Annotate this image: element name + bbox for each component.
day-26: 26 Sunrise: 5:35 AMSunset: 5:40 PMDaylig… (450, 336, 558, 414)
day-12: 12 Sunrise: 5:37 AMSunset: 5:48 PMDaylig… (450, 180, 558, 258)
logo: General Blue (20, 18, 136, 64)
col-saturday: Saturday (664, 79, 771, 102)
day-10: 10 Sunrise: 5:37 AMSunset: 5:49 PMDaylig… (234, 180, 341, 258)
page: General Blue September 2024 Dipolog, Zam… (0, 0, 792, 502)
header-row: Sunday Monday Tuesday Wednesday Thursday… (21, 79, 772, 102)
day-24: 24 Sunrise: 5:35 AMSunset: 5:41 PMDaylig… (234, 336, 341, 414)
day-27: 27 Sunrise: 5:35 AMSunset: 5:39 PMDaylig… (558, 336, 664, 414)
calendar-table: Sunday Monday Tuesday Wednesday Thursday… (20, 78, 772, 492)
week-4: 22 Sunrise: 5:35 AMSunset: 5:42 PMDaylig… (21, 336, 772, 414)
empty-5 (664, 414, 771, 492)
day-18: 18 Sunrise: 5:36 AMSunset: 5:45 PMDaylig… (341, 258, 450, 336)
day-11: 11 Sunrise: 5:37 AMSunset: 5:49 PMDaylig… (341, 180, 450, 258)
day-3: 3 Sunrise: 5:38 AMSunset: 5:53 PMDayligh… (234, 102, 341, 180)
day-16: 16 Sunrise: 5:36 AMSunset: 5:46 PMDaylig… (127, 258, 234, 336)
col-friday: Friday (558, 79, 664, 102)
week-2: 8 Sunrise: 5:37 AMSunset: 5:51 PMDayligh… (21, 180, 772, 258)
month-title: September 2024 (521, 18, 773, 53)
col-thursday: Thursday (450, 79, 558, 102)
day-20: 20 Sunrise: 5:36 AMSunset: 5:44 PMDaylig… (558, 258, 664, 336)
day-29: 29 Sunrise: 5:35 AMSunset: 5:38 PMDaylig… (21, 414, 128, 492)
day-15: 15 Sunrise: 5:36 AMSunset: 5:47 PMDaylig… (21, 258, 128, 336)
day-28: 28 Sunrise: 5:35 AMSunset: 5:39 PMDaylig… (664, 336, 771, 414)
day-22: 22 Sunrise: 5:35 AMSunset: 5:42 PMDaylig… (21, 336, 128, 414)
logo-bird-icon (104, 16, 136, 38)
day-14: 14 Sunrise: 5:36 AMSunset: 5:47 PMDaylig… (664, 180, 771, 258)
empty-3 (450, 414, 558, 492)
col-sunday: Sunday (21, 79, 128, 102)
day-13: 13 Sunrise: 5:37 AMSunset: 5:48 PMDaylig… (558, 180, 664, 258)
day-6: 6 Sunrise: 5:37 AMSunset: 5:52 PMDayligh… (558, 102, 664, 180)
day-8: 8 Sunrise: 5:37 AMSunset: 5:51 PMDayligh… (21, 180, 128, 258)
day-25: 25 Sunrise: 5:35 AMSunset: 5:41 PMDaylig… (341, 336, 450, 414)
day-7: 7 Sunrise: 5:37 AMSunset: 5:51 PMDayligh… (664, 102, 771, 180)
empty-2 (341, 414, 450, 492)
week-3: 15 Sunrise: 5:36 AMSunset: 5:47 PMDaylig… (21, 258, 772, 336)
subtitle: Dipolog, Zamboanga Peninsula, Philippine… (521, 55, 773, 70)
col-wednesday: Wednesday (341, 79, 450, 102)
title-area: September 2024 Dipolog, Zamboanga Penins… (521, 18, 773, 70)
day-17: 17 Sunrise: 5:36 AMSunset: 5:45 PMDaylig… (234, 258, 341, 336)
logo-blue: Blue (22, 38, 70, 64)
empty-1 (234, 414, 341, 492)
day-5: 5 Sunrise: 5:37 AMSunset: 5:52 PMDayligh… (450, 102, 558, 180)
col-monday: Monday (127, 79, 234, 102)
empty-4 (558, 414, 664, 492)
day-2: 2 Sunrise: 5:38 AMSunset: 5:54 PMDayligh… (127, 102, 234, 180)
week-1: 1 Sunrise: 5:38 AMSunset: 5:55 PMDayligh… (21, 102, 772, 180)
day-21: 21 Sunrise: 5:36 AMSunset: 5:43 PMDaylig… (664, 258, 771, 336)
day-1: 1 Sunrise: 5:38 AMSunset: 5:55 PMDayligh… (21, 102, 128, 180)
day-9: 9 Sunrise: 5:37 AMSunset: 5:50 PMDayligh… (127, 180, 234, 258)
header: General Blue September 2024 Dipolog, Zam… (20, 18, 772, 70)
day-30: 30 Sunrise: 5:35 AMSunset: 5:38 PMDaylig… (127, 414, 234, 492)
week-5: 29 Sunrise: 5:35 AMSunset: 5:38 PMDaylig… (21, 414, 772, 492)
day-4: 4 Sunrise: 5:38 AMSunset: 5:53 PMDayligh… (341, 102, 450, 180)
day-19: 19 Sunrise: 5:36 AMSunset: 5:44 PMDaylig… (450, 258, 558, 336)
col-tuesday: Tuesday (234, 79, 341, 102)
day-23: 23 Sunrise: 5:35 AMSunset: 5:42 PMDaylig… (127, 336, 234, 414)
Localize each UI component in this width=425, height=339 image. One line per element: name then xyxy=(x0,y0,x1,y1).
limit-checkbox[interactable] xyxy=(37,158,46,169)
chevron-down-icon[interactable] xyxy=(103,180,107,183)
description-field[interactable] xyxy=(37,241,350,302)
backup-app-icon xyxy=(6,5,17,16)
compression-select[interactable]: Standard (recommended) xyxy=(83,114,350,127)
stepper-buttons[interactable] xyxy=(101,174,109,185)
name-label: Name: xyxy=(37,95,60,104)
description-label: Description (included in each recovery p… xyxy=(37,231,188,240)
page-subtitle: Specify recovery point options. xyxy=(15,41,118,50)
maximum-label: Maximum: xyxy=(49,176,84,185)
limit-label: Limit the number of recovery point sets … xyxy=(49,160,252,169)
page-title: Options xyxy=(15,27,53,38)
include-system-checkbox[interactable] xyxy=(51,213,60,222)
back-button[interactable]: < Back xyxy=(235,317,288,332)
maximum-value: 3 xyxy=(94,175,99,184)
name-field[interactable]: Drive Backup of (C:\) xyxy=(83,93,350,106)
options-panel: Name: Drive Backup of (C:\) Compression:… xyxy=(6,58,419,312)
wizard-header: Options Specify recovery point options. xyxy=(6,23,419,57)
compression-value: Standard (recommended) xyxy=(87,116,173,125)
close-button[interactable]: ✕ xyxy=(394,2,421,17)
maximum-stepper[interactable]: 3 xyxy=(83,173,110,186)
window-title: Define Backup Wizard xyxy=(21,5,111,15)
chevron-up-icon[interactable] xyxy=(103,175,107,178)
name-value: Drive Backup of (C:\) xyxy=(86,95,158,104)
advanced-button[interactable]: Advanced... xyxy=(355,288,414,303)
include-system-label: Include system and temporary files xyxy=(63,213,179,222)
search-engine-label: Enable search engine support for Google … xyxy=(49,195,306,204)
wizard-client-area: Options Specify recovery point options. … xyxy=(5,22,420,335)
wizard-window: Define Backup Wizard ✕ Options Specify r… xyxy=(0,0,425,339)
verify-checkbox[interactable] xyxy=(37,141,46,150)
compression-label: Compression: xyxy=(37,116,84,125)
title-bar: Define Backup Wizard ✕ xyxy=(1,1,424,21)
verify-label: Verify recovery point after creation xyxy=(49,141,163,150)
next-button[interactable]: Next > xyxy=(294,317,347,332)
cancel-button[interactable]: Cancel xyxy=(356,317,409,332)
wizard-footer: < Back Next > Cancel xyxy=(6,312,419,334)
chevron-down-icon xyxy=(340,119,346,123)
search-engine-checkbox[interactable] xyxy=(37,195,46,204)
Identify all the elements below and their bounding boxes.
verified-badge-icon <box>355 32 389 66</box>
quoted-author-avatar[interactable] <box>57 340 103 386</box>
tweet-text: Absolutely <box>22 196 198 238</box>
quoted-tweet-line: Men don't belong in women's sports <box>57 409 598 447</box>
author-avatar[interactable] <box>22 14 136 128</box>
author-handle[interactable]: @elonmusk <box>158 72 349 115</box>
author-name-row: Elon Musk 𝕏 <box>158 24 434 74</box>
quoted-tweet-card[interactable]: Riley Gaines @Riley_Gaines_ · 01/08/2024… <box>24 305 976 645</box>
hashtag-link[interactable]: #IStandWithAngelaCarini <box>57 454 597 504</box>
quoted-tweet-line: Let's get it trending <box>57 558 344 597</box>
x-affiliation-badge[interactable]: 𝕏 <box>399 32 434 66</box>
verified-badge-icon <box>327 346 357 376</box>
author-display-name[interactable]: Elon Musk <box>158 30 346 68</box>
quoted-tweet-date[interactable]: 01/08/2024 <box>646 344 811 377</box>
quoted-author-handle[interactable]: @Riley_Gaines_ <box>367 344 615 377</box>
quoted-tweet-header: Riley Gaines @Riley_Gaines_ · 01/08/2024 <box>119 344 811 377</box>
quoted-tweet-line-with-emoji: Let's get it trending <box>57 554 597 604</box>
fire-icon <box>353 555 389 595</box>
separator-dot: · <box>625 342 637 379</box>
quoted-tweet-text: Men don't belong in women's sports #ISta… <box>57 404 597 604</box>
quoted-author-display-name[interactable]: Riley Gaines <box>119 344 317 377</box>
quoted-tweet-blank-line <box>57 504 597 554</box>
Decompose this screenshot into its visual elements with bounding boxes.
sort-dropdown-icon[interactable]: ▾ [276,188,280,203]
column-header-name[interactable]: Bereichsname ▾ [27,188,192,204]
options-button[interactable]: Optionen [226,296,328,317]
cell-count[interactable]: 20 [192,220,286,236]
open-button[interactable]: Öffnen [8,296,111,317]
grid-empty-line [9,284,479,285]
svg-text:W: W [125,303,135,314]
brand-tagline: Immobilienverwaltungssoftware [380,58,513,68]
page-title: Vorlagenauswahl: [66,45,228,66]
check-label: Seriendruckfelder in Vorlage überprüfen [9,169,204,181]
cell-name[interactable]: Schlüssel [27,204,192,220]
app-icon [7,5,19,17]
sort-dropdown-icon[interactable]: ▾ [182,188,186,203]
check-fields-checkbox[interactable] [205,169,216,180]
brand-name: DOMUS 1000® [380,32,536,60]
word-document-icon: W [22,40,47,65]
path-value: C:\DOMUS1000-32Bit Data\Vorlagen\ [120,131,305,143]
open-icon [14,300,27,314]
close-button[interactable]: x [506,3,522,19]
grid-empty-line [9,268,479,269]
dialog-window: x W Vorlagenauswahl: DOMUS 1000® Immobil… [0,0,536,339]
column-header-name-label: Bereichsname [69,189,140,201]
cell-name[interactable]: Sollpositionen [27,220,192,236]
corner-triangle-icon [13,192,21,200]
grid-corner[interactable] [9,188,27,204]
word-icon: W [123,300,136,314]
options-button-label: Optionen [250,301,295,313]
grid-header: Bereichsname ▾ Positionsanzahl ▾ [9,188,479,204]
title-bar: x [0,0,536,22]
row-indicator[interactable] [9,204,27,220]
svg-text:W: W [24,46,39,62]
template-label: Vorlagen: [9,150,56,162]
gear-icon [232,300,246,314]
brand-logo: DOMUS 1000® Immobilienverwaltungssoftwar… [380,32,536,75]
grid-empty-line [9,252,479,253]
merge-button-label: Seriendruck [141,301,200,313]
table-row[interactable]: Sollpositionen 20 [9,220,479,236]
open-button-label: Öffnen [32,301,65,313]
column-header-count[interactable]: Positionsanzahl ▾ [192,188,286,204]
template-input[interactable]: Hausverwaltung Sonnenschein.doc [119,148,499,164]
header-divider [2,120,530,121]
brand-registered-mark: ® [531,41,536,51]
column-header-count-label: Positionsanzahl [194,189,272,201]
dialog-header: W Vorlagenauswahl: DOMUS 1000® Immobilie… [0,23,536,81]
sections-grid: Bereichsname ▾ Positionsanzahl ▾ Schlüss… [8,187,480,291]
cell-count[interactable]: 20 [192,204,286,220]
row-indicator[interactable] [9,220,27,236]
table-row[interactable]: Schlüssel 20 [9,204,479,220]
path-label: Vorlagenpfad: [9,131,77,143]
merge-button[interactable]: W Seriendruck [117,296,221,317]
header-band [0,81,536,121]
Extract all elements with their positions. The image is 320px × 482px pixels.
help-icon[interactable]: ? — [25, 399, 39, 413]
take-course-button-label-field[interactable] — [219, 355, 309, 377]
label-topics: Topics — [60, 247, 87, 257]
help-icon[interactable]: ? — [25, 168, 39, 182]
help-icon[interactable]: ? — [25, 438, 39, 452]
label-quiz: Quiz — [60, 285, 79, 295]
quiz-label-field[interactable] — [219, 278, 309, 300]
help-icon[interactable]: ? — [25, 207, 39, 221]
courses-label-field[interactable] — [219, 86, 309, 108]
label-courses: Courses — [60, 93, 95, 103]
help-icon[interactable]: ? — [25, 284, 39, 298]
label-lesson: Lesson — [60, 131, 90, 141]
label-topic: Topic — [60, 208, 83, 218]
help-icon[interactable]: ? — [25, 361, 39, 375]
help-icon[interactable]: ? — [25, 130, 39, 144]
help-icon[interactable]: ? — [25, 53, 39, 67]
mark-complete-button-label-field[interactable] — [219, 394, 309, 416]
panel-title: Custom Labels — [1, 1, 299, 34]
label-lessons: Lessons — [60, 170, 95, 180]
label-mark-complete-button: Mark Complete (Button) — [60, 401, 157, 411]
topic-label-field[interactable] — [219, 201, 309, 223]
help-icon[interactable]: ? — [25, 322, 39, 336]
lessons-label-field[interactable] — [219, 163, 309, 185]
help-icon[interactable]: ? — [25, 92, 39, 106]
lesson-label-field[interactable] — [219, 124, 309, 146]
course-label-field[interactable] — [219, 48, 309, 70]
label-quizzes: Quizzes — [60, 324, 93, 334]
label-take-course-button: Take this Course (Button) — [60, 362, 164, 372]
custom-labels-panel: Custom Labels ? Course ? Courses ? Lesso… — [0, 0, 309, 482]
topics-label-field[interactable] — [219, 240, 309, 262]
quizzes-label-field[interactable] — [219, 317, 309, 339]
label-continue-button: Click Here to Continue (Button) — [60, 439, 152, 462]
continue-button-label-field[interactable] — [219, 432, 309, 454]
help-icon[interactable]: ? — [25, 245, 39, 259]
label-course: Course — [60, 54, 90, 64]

Exercise directions
Return every line of the entries, unchanged, from the very first one through the line containing "calendar-table: Sunday Monday", with both ends included.

Answer to the task
Annotate this image: element name + bbox for each component.
day-26: 26 Sunrise: 5:35 AMSunset: 5:40 PMDaylig… (450, 336, 558, 414)
day-12: 12 Sunrise: 5:37 AMSunset: 5:48 PMDaylig… (450, 180, 558, 258)
logo: General Blue (20, 18, 136, 64)
col-saturday: Saturday (664, 79, 771, 102)
day-10: 10 Sunrise: 5:37 AMSunset: 5:49 PMDaylig… (234, 180, 341, 258)
page: General Blue September 2024 Dipolog, Zam… (0, 0, 792, 502)
header-row: Sunday Monday Tuesday Wednesday Thursday… (21, 79, 772, 102)
day-24: 24 Sunrise: 5:35 AMSunset: 5:41 PMDaylig… (234, 336, 341, 414)
day-27: 27 Sunrise: 5:35 AMSunset: 5:39 PMDaylig… (558, 336, 664, 414)
calendar-table: Sunday Monday Tuesday Wednesday Thursday… (20, 78, 772, 492)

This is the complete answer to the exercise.